=== Challenge ===
Keep every line where the word "System" appears; drop the rest.

=== Dataset ===
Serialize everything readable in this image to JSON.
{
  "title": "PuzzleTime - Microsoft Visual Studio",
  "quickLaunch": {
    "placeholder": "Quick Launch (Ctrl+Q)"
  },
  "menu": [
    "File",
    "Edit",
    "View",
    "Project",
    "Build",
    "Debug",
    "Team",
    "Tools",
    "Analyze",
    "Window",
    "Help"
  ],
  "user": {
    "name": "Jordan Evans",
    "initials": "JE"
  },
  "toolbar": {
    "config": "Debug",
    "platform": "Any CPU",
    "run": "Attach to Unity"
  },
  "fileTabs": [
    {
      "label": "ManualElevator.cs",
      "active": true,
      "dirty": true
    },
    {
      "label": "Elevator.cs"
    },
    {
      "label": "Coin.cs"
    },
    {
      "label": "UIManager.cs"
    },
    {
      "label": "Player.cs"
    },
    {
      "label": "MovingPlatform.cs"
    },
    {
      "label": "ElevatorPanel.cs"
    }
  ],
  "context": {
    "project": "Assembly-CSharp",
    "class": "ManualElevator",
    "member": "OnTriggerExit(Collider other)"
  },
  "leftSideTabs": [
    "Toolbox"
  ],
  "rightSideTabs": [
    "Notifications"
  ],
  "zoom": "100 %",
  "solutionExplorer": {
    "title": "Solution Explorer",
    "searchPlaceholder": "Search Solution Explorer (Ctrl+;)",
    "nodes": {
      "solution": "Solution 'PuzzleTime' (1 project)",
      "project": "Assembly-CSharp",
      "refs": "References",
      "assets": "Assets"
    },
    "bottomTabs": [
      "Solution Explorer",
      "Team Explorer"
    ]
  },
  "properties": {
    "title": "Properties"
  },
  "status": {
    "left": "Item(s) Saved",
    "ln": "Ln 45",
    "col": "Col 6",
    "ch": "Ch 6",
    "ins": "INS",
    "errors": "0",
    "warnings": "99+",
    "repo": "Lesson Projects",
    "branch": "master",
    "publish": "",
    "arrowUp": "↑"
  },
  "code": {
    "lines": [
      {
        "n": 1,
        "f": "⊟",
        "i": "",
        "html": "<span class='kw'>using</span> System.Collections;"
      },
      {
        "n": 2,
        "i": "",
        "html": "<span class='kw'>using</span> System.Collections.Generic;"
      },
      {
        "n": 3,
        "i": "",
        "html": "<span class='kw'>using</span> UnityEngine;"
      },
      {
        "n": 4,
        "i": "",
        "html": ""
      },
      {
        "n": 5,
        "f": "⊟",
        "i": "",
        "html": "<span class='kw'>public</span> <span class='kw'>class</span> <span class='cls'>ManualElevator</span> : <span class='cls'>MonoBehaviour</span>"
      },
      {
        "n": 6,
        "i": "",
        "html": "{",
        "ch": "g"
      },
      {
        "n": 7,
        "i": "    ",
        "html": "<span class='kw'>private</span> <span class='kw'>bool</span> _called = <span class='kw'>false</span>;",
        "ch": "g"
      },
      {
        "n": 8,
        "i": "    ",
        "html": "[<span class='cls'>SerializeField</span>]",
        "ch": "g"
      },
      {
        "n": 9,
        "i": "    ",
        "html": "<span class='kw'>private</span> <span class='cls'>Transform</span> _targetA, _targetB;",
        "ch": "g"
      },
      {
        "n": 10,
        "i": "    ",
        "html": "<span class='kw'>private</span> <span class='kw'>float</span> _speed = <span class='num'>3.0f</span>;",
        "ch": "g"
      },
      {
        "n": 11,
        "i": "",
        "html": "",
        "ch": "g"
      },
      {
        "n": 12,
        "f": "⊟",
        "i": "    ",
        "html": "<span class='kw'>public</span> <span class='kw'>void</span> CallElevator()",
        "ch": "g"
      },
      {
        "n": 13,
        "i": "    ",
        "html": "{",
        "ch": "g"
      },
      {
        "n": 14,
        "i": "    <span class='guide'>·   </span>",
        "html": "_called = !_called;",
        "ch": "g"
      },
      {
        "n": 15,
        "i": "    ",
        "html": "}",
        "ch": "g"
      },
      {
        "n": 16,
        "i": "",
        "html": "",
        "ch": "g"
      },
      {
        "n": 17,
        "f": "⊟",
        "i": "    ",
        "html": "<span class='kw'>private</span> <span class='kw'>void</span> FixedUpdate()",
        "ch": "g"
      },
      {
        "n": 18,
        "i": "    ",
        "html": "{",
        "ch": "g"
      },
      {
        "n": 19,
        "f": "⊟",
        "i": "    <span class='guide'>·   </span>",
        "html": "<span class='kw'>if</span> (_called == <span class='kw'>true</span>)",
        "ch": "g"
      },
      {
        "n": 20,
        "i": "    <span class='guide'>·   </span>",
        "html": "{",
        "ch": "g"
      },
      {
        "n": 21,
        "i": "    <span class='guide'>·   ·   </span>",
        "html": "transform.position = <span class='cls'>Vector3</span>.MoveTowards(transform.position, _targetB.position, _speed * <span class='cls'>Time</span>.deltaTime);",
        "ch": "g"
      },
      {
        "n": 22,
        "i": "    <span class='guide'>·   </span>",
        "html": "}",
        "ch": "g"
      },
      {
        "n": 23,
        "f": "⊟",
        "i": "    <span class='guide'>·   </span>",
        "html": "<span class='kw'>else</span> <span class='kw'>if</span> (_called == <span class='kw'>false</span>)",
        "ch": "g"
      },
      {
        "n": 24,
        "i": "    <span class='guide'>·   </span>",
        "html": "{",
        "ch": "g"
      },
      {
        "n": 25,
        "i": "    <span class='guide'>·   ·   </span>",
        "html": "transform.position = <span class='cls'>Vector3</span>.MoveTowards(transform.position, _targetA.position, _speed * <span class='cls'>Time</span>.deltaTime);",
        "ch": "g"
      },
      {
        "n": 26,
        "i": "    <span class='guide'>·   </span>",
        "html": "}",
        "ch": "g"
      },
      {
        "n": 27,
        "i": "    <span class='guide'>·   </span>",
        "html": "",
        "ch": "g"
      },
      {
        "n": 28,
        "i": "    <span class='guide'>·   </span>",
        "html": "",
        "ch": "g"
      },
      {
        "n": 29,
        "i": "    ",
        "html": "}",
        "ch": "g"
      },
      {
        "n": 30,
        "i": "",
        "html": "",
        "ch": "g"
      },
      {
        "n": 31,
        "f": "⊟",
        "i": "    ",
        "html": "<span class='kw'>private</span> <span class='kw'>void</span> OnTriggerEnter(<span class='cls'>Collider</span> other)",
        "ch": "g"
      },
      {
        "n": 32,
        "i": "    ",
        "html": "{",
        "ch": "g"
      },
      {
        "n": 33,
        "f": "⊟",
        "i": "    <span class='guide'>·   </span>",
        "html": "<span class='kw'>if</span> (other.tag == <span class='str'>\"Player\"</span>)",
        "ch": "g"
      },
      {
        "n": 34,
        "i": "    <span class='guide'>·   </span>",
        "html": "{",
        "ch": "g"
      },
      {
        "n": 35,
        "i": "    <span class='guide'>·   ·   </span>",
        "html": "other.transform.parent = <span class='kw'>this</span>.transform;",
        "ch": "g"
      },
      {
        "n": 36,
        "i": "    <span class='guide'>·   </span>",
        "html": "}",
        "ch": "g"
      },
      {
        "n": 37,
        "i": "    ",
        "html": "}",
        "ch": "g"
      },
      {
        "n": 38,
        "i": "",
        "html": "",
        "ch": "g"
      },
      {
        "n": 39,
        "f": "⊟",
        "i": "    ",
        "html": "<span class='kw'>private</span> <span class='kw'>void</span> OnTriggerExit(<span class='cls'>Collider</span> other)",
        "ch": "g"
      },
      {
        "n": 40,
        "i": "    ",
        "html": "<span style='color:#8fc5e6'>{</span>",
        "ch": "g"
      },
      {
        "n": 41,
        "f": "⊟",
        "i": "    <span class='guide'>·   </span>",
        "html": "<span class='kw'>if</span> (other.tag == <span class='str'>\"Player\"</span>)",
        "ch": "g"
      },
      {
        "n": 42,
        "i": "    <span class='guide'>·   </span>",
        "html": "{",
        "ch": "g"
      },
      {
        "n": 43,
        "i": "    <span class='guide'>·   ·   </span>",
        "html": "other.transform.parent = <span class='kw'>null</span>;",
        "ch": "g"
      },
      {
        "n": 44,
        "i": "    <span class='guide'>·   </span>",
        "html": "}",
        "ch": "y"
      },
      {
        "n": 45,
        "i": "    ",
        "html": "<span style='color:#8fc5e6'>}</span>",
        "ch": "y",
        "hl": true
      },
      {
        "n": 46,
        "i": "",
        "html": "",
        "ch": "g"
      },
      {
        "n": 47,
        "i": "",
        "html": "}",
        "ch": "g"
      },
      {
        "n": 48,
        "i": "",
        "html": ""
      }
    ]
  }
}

=== Exercise result ===
        "html": "<span class='kw'>using</span> System.Collections;"
        "html": "<span class='kw'>using</span> System.Collections.Generic;"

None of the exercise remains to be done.